[Records]
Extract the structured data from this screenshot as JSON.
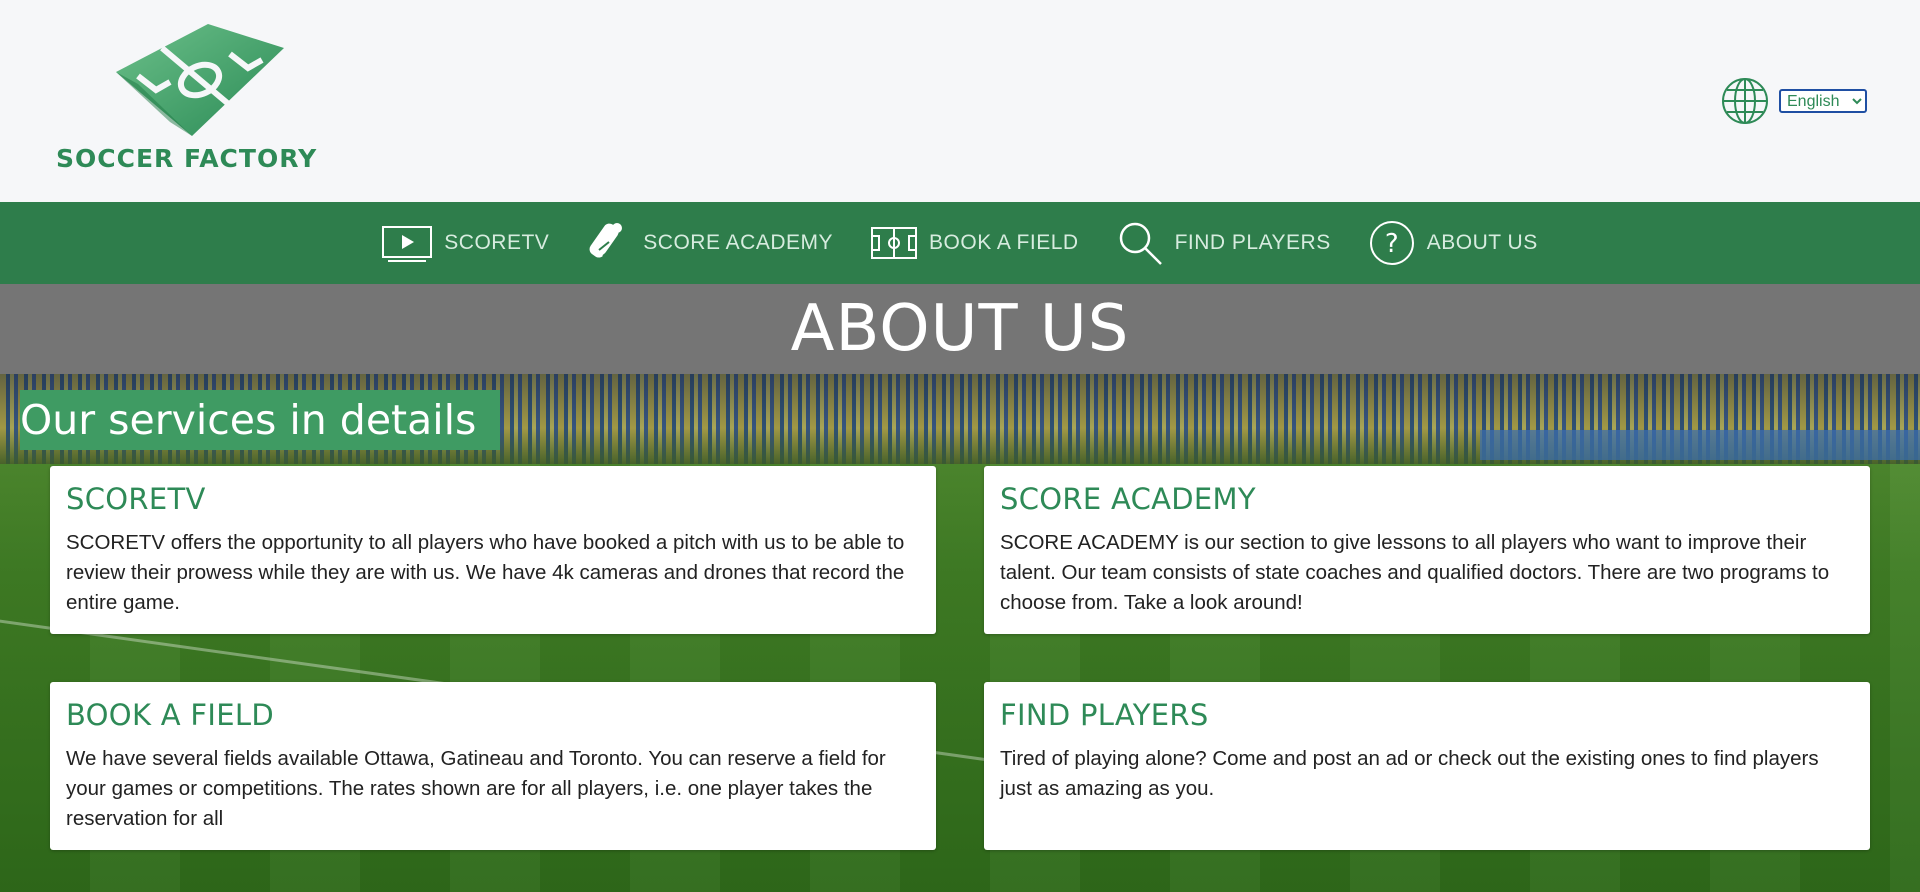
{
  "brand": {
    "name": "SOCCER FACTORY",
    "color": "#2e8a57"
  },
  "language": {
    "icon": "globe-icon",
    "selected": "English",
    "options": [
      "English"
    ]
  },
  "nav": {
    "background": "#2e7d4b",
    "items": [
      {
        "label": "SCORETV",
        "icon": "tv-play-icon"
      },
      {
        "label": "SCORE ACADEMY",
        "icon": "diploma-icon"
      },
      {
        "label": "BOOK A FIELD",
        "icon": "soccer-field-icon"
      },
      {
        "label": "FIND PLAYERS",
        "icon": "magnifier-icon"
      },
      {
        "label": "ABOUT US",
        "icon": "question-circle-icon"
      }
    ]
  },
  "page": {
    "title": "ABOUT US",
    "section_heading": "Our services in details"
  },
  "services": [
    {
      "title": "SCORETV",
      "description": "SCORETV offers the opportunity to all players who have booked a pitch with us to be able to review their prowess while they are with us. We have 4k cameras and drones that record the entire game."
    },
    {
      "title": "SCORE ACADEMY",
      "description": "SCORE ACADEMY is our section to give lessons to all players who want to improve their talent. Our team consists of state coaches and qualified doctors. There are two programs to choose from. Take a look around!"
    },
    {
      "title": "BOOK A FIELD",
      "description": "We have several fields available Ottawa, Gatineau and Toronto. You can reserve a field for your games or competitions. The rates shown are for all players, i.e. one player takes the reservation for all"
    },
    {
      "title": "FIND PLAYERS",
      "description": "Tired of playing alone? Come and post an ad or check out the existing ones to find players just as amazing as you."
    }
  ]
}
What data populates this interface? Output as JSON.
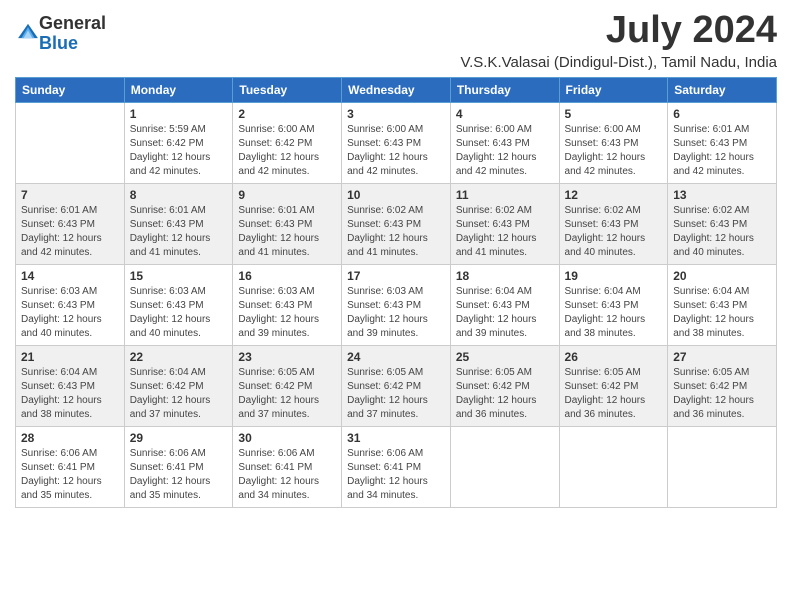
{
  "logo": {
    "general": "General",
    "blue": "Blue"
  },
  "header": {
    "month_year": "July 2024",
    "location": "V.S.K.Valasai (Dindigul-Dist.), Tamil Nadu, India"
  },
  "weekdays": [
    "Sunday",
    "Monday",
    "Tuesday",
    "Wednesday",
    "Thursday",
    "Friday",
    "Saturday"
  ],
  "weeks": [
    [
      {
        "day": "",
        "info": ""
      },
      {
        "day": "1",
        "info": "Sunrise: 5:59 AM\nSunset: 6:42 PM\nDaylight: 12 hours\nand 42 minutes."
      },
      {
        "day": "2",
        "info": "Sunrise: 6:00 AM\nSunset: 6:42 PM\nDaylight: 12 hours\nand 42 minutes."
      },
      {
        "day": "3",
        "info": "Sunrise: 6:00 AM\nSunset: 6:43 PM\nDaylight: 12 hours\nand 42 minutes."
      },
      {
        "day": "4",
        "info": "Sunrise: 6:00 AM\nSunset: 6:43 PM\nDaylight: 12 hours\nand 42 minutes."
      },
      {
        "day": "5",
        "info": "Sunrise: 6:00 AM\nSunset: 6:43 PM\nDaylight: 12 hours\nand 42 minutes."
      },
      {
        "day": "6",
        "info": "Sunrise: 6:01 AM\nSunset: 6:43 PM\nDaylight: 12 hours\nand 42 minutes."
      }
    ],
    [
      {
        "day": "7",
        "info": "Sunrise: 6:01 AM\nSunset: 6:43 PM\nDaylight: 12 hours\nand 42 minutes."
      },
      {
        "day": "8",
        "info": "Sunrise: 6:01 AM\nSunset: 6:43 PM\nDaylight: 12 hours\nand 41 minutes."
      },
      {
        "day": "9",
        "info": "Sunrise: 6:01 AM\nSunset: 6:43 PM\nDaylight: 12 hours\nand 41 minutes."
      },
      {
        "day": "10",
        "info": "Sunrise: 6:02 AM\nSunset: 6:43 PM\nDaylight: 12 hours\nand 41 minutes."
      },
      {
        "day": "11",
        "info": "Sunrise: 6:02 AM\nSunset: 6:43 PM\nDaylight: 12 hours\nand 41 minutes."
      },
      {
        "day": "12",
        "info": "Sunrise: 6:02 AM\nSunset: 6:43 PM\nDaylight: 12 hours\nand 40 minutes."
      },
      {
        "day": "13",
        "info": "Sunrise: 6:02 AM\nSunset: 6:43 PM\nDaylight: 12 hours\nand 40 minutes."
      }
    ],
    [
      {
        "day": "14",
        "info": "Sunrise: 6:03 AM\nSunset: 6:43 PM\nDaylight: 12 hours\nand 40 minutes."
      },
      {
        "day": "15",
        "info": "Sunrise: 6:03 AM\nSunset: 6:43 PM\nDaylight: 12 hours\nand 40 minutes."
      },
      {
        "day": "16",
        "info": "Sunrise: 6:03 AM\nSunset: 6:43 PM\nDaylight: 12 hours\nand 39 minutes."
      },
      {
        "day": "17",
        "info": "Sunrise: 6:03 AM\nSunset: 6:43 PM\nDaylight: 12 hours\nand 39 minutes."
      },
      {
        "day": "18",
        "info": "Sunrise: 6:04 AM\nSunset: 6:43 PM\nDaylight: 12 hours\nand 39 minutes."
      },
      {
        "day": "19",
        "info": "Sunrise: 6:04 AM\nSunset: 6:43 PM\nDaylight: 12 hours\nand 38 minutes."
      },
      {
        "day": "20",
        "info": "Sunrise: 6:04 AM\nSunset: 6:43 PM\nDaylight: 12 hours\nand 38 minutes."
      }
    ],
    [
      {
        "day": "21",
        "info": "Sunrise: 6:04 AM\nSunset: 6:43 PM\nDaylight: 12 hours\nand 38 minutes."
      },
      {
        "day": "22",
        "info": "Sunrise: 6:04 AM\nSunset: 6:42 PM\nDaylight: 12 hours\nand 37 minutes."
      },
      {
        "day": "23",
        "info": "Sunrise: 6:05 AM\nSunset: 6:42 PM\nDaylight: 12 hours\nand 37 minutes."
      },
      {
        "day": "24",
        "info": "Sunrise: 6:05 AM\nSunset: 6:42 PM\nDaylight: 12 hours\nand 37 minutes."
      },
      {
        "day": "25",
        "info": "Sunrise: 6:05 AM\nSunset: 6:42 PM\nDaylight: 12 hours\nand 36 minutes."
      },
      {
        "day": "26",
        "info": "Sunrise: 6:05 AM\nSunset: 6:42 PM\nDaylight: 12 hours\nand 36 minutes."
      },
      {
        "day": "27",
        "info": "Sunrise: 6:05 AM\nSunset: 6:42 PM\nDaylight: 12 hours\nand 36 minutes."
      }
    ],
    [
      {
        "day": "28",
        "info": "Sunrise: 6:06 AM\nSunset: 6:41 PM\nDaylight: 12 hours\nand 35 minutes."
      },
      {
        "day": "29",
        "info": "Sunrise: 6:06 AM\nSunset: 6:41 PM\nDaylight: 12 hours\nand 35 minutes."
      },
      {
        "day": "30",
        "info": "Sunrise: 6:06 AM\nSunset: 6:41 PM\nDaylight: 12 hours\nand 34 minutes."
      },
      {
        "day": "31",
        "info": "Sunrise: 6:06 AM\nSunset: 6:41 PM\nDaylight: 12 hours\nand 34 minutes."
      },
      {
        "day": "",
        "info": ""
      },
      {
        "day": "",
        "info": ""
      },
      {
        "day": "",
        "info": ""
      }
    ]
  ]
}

WHAT THE TASK ASKS →
Transcribe the full listing above exactly, with the images removed.

FINISHED ANSWER →
Extract the structured data from this screenshot as JSON.
{
  "brand": {
    "name": "SOCCER FACTORY",
    "color": "#2e8a57"
  },
  "language": {
    "icon": "globe-icon",
    "selected": "English",
    "options": [
      "English"
    ]
  },
  "nav": {
    "background": "#2e7d4b",
    "items": [
      {
        "label": "SCORETV",
        "icon": "tv-play-icon"
      },
      {
        "label": "SCORE ACADEMY",
        "icon": "diploma-icon"
      },
      {
        "label": "BOOK A FIELD",
        "icon": "soccer-field-icon"
      },
      {
        "label": "FIND PLAYERS",
        "icon": "magnifier-icon"
      },
      {
        "label": "ABOUT US",
        "icon": "question-circle-icon"
      }
    ]
  },
  "page": {
    "title": "ABOUT US",
    "section_heading": "Our services in details"
  },
  "services": [
    {
      "title": "SCORETV",
      "description": "SCORETV offers the opportunity to all players who have booked a pitch with us to be able to review their prowess while they are with us. We have 4k cameras and drones that record the entire game."
    },
    {
      "title": "SCORE ACADEMY",
      "description": "SCORE ACADEMY is our section to give lessons to all players who want to improve their talent. Our team consists of state coaches and qualified doctors. There are two programs to choose from. Take a look around!"
    },
    {
      "title": "BOOK A FIELD",
      "description": "We have several fields available Ottawa, Gatineau and Toronto. You can reserve a field for your games or competitions. The rates shown are for all players, i.e. one player takes the reservation for all"
    },
    {
      "title": "FIND PLAYERS",
      "description": "Tired of playing alone? Come and post an ad or check out the existing ones to find players just as amazing as you."
    }
  ]
}
What data populates this interface? Output as JSON.
{
  "logo": {
    "general": "General",
    "blue": "Blue"
  },
  "header": {
    "month_year": "July 2024",
    "location": "V.S.K.Valasai (Dindigul-Dist.), Tamil Nadu, India"
  },
  "weekdays": [
    "Sunday",
    "Monday",
    "Tuesday",
    "Wednesday",
    "Thursday",
    "Friday",
    "Saturday"
  ],
  "weeks": [
    [
      {
        "day": "",
        "info": ""
      },
      {
        "day": "1",
        "info": "Sunrise: 5:59 AM\nSunset: 6:42 PM\nDaylight: 12 hours\nand 42 minutes."
      },
      {
        "day": "2",
        "info": "Sunrise: 6:00 AM\nSunset: 6:42 PM\nDaylight: 12 hours\nand 42 minutes."
      },
      {
        "day": "3",
        "info": "Sunrise: 6:00 AM\nSunset: 6:43 PM\nDaylight: 12 hours\nand 42 minutes."
      },
      {
        "day": "4",
        "info": "Sunrise: 6:00 AM\nSunset: 6:43 PM\nDaylight: 12 hours\nand 42 minutes."
      },
      {
        "day": "5",
        "info": "Sunrise: 6:00 AM\nSunset: 6:43 PM\nDaylight: 12 hours\nand 42 minutes."
      },
      {
        "day": "6",
        "info": "Sunrise: 6:01 AM\nSunset: 6:43 PM\nDaylight: 12 hours\nand 42 minutes."
      }
    ],
    [
      {
        "day": "7",
        "info": "Sunrise: 6:01 AM\nSunset: 6:43 PM\nDaylight: 12 hours\nand 42 minutes."
      },
      {
        "day": "8",
        "info": "Sunrise: 6:01 AM\nSunset: 6:43 PM\nDaylight: 12 hours\nand 41 minutes."
      },
      {
        "day": "9",
        "info": "Sunrise: 6:01 AM\nSunset: 6:43 PM\nDaylight: 12 hours\nand 41 minutes."
      },
      {
        "day": "10",
        "info": "Sunrise: 6:02 AM\nSunset: 6:43 PM\nDaylight: 12 hours\nand 41 minutes."
      },
      {
        "day": "11",
        "info": "Sunrise: 6:02 AM\nSunset: 6:43 PM\nDaylight: 12 hours\nand 41 minutes."
      },
      {
        "day": "12",
        "info": "Sunrise: 6:02 AM\nSunset: 6:43 PM\nDaylight: 12 hours\nand 40 minutes."
      },
      {
        "day": "13",
        "info": "Sunrise: 6:02 AM\nSunset: 6:43 PM\nDaylight: 12 hours\nand 40 minutes."
      }
    ],
    [
      {
        "day": "14",
        "info": "Sunrise: 6:03 AM\nSunset: 6:43 PM\nDaylight: 12 hours\nand 40 minutes."
      },
      {
        "day": "15",
        "info": "Sunrise: 6:03 AM\nSunset: 6:43 PM\nDaylight: 12 hours\nand 40 minutes."
      },
      {
        "day": "16",
        "info": "Sunrise: 6:03 AM\nSunset: 6:43 PM\nDaylight: 12 hours\nand 39 minutes."
      },
      {
        "day": "17",
        "info": "Sunrise: 6:03 AM\nSunset: 6:43 PM\nDaylight: 12 hours\nand 39 minutes."
      },
      {
        "day": "18",
        "info": "Sunrise: 6:04 AM\nSunset: 6:43 PM\nDaylight: 12 hours\nand 39 minutes."
      },
      {
        "day": "19",
        "info": "Sunrise: 6:04 AM\nSunset: 6:43 PM\nDaylight: 12 hours\nand 38 minutes."
      },
      {
        "day": "20",
        "info": "Sunrise: 6:04 AM\nSunset: 6:43 PM\nDaylight: 12 hours\nand 38 minutes."
      }
    ],
    [
      {
        "day": "21",
        "info": "Sunrise: 6:04 AM\nSunset: 6:43 PM\nDaylight: 12 hours\nand 38 minutes."
      },
      {
        "day": "22",
        "info": "Sunrise: 6:04 AM\nSunset: 6:42 PM\nDaylight: 12 hours\nand 37 minutes."
      },
      {
        "day": "23",
        "info": "Sunrise: 6:05 AM\nSunset: 6:42 PM\nDaylight: 12 hours\nand 37 minutes."
      },
      {
        "day": "24",
        "info": "Sunrise: 6:05 AM\nSunset: 6:42 PM\nDaylight: 12 hours\nand 37 minutes."
      },
      {
        "day": "25",
        "info": "Sunrise: 6:05 AM\nSunset: 6:42 PM\nDaylight: 12 hours\nand 36 minutes."
      },
      {
        "day": "26",
        "info": "Sunrise: 6:05 AM\nSunset: 6:42 PM\nDaylight: 12 hours\nand 36 minutes."
      },
      {
        "day": "27",
        "info": "Sunrise: 6:05 AM\nSunset: 6:42 PM\nDaylight: 12 hours\nand 36 minutes."
      }
    ],
    [
      {
        "day": "28",
        "info": "Sunrise: 6:06 AM\nSunset: 6:41 PM\nDaylight: 12 hours\nand 35 minutes."
      },
      {
        "day": "29",
        "info": "Sunrise: 6:06 AM\nSunset: 6:41 PM\nDaylight: 12 hours\nand 35 minutes."
      },
      {
        "day": "30",
        "info": "Sunrise: 6:06 AM\nSunset: 6:41 PM\nDaylight: 12 hours\nand 34 minutes."
      },
      {
        "day": "31",
        "info": "Sunrise: 6:06 AM\nSunset: 6:41 PM\nDaylight: 12 hours\nand 34 minutes."
      },
      {
        "day": "",
        "info": ""
      },
      {
        "day": "",
        "info": ""
      },
      {
        "day": "",
        "info": ""
      }
    ]
  ]
}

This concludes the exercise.